Records contained in a dataset:
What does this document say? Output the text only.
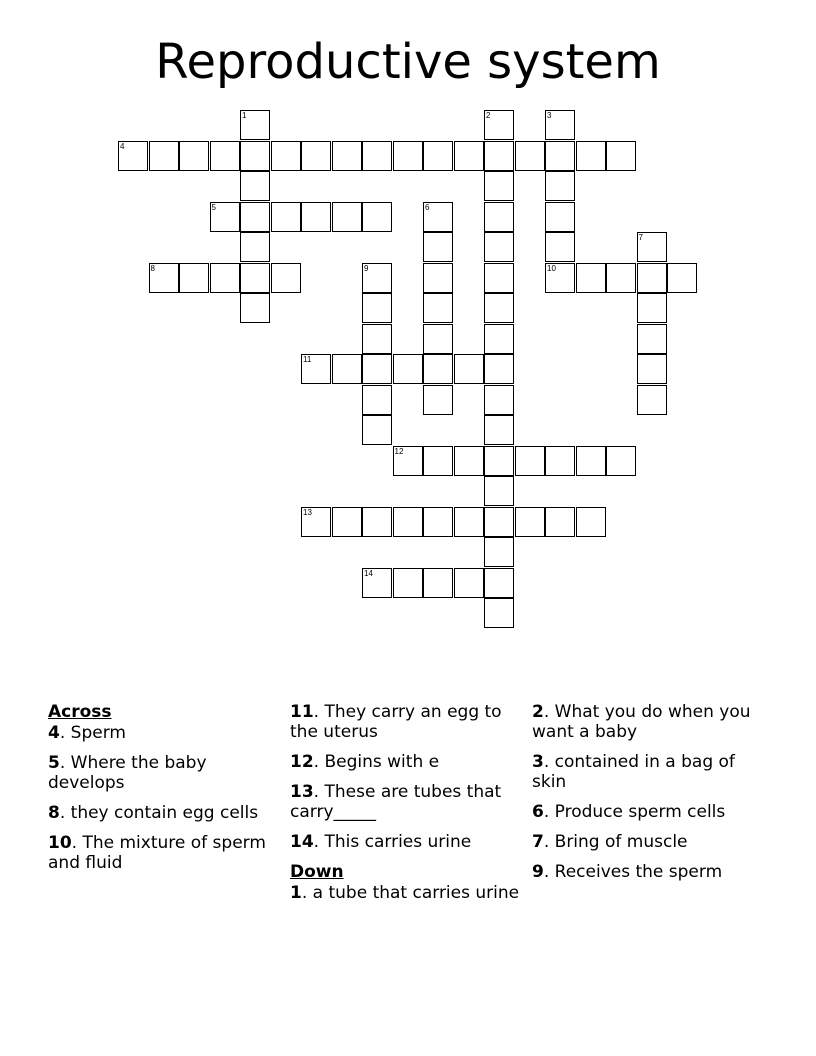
Reproductive system
4
1	2	3
10
5	6
7
8	9
11
12
13
14
Across
4. Sperm
5. Where the baby develops
8. they contain egg cells
10. The mixture of sperm and fluid
11. They carry an egg to the uterus
12. Begins with e
13. These are tubes that carry_____
14. This carries urine
Down
1. a tube that carries urine
2. What you do when you want a baby
3. contained in a bag of skin
6. Produce sperm cells
7. Bring of muscle
9. Receives the sperm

### WHAT YOU WILL DO
Scan the lines above for the word "urine", then copy each line that has it.

### FINAL ANSWER
14. This carries urine
1. a tube that carries urine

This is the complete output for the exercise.